**THE TASK**
Copy every line of the records below word for word.

Portion of a data file:
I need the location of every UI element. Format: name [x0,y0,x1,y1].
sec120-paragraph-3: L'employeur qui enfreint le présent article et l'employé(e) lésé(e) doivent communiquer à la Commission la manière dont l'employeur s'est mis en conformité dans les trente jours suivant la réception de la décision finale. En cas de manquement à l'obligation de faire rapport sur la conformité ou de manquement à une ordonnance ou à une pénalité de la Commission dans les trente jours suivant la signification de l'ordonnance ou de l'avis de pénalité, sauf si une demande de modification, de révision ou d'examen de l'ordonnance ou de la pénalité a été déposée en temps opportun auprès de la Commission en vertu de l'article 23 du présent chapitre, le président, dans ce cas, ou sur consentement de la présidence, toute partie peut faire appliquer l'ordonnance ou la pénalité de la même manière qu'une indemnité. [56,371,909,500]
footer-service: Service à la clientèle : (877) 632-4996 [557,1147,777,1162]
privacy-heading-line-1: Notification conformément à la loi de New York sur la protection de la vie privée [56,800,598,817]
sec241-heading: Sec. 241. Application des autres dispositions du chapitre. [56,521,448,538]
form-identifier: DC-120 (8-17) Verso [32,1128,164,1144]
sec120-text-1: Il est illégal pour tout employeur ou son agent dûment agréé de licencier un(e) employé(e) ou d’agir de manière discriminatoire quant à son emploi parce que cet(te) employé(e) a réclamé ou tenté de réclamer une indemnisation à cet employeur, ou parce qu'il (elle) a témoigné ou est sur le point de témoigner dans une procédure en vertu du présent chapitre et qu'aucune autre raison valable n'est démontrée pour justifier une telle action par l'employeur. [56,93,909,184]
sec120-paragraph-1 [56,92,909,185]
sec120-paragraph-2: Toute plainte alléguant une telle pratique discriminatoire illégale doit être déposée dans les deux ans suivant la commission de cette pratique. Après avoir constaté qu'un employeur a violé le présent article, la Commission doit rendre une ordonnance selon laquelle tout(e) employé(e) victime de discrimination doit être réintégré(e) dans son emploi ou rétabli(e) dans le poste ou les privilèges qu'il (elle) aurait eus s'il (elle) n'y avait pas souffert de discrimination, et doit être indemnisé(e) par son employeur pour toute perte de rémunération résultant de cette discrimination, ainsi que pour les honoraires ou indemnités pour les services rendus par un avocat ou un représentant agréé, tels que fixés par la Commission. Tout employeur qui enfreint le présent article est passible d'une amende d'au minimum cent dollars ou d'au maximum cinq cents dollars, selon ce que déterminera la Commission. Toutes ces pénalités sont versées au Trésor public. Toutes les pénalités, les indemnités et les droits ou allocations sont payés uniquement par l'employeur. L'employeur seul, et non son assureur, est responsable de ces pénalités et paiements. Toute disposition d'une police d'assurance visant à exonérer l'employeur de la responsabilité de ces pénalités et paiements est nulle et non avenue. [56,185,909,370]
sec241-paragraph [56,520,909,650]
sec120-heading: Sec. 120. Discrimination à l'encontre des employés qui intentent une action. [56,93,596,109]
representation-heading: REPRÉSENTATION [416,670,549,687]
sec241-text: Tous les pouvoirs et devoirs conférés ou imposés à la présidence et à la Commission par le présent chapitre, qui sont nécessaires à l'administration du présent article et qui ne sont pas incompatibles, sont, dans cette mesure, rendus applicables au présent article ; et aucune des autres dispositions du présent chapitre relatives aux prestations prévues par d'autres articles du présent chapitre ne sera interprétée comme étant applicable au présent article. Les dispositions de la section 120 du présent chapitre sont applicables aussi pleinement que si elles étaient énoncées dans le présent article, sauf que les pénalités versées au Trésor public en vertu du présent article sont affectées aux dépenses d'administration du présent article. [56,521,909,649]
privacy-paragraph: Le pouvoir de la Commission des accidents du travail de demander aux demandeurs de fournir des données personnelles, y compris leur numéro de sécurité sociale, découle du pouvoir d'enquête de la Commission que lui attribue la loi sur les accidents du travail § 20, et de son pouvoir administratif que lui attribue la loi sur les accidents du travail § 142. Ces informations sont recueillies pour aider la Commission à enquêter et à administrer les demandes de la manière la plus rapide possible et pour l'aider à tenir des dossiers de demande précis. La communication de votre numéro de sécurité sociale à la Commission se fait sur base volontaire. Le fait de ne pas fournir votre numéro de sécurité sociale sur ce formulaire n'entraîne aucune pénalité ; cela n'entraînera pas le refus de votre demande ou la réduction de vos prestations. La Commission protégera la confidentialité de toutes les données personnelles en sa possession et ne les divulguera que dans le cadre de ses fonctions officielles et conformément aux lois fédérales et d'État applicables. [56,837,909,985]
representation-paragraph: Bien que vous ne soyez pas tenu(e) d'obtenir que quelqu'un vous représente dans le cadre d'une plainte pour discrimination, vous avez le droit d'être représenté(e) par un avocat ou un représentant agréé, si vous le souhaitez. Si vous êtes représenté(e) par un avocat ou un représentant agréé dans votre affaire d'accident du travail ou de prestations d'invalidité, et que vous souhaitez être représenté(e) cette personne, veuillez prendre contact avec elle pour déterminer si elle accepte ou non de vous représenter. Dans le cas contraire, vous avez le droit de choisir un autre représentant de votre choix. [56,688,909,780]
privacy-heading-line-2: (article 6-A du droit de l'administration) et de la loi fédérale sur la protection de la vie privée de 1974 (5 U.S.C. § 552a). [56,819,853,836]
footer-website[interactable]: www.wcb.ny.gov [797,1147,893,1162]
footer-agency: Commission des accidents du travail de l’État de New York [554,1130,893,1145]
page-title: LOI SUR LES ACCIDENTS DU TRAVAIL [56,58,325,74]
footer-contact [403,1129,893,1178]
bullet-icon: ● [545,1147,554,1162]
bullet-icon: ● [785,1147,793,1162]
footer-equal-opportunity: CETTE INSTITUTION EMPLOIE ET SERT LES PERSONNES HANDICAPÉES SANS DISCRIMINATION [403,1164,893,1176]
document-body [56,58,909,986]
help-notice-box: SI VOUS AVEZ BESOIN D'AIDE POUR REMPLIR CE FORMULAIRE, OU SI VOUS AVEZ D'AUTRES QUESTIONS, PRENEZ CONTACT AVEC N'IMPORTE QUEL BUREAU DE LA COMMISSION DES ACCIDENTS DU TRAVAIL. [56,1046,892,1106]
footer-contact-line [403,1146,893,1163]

**ANSWER TO THIS PROBLEM**
I need the location of every UI element. Format: name [x0,y0,x1,y1].
sec120-paragraph-3: L'employeur qui enfreint le présent article et l'employé(e) lésé(e) doivent communiquer à la Commission la manière dont l'employeur s'est mis en conformité dans les trente jours suivant la réception de la décision finale. En cas de manquement à l'obligation de faire rapport sur la conformité ou de manquement à une ordonnance ou à une pénalité de la Commission dans les trente jours suivant la signification de l'ordonnance ou de l'avis de pénalité, sauf si une demande de modification, de révision ou d'examen de l'ordonnance ou de la pénalité a été déposée en temps opportun auprès de la Commission en vertu de l'article 23 du présent chapitre, le président, dans ce cas, ou sur consentement de la présidence, toute partie peut faire appliquer l'ordonnance ou la pénalité de la même manière qu'une indemnité. [56,371,909,500]
footer-service: Service à la clientèle : (877) 632-4996 [557,1147,777,1162]
privacy-heading-line-1: Notification conformément à la loi de New York sur la protection de la vie privée [56,800,598,817]
sec241-heading: Sec. 241. Application des autres dispositions du chapitre. [56,521,448,538]
form-identifier: DC-120 (8-17) Verso [32,1128,164,1144]
sec120-text-1: Il est illégal pour tout employeur ou son agent dûment agréé de licencier un(e) employé(e) ou d’agir de manière discriminatoire quant à son emploi parce que cet(te) employé(e) a réclamé ou tenté de réclamer une indemnisation à cet employeur, ou parce qu'il (elle) a témoigné ou est sur le point de témoigner dans une procédure en vertu du présent chapitre et qu'aucune autre raison valable n'est démontrée pour justifier une telle action par l'employeur. [56,93,909,184]
sec120-paragraph-1 [56,92,909,185]
sec120-paragraph-2: Toute plainte alléguant une telle pratique discriminatoire illégale doit être déposée dans les deux ans suivant la commission de cette pratique. Après avoir constaté qu'un employeur a violé le présent article, la Commission doit rendre une ordonnance selon laquelle tout(e) employé(e) victime de discrimination doit être réintégré(e) dans son emploi ou rétabli(e) dans le poste ou les privilèges qu'il (elle) aurait eus s'il (elle) n'y avait pas souffert de discrimination, et doit être indemnisé(e) par son employeur pour toute perte de rémunération résultant de cette discrimination, ainsi que pour les honoraires ou indemnités pour les services rendus par un avocat ou un représentant agréé, tels que fixés par la Commission. Tout employeur qui enfreint le présent article est passible d'une amende d'au minimum cent dollars ou d'au maximum cinq cents dollars, selon ce que déterminera la Commission. Toutes ces pénalités sont versées au Trésor public. Toutes les pénalités, les indemnités et les droits ou allocations sont payés uniquement par l'employeur. L'employeur seul, et non son assureur, est responsable de ces pénalités et paiements. Toute disposition d'une police d'assurance visant à exonérer l'employeur de la responsabilité de ces pénalités et paiements est nulle et non avenue. [56,185,909,370]
sec241-paragraph [56,520,909,650]
sec120-heading: Sec. 120. Discrimination à l'encontre des employés qui intentent une action. [56,93,596,109]
representation-heading: REPRÉSENTATION [416,670,549,687]
sec241-text: Tous les pouvoirs et devoirs conférés ou imposés à la présidence et à la Commission par le présent chapitre, qui sont nécessaires à l'administration du présent article et qui ne sont pas incompatibles, sont, dans cette mesure, rendus applicables au présent article ; et aucune des autres dispositions du présent chapitre relatives aux prestations prévues par d'autres articles du présent chapitre ne sera interprétée comme étant applicable au présent article. Les dispositions de la section 120 du présent chapitre sont applicables aussi pleinement que si elles étaient énoncées dans le présent article, sauf que les pénalités versées au Trésor public en vertu du présent article sont affectées aux dépenses d'administration du présent article. [56,521,909,649]
privacy-paragraph: Le pouvoir de la Commission des accidents du travail de demander aux demandeurs de fournir des données personnelles, y compris leur numéro de sécurité sociale, découle du pouvoir d'enquête de la Commission que lui attribue la loi sur les accidents du travail § 20, et de son pouvoir administratif que lui attribue la loi sur les accidents du travail § 142. Ces informations sont recueillies pour aider la Commission à enquêter et à administrer les demandes de la manière la plus rapide possible et pour l'aider à tenir des dossiers de demande précis. La communication de votre numéro de sécurité sociale à la Commission se fait sur base volontaire. Le fait de ne pas fournir votre numéro de sécurité sociale sur ce formulaire n'entraîne aucune pénalité ; cela n'entraînera pas le refus de votre demande ou la réduction de vos prestations. La Commission protégera la confidentialité de toutes les données personnelles en sa possession et ne les divulguera que dans le cadre de ses fonctions officielles et conformément aux lois fédérales et d'État applicables. [56,837,909,985]
representation-paragraph: Bien que vous ne soyez pas tenu(e) d'obtenir que quelqu'un vous représente dans le cadre d'une plainte pour discrimination, vous avez le droit d'être représenté(e) par un avocat ou un représentant agréé, si vous le souhaitez. Si vous êtes représenté(e) par un avocat ou un représentant agréé dans votre affaire d'accident du travail ou de prestations d'invalidité, et que vous souhaitez être représenté(e) cette personne, veuillez prendre contact avec elle pour déterminer si elle accepte ou non de vous représenter. Dans le cas contraire, vous avez le droit de choisir un autre représentant de votre choix. [56,688,909,780]
privacy-heading-line-2: (article 6-A du droit de l'administration) et de la loi fédérale sur la protection de la vie privée de 1974 (5 U.S.C. § 552a). [56,819,853,836]
footer-website[interactable]: www.wcb.ny.gov [797,1147,893,1162]
footer-agency: Commission des accidents du travail de l’État de New York [554,1130,893,1145]
page-title: LOI SUR LES ACCIDENTS DU TRAVAIL [56,58,325,74]
footer-contact [403,1129,893,1178]
bullet-icon: ● [545,1147,554,1162]
bullet-icon: ● [785,1147,793,1162]
footer-equal-opportunity: CETTE INSTITUTION EMPLOIE ET SERT LES PERSONNES HANDICAPÉES SANS DISCRIMINATION [403,1164,893,1176]
document-body [56,58,909,986]
help-notice-box: SI VOUS AVEZ BESOIN D'AIDE POUR REMPLIR CE FORMULAIRE, OU SI VOUS AVEZ D'AUTRES QUESTIONS, PRENEZ CONTACT AVEC N'IMPORTE QUEL BUREAU DE LA COMMISSION DES ACCIDENTS DU TRAVAIL. [56,1046,892,1106]
footer-contact-line [403,1146,893,1163]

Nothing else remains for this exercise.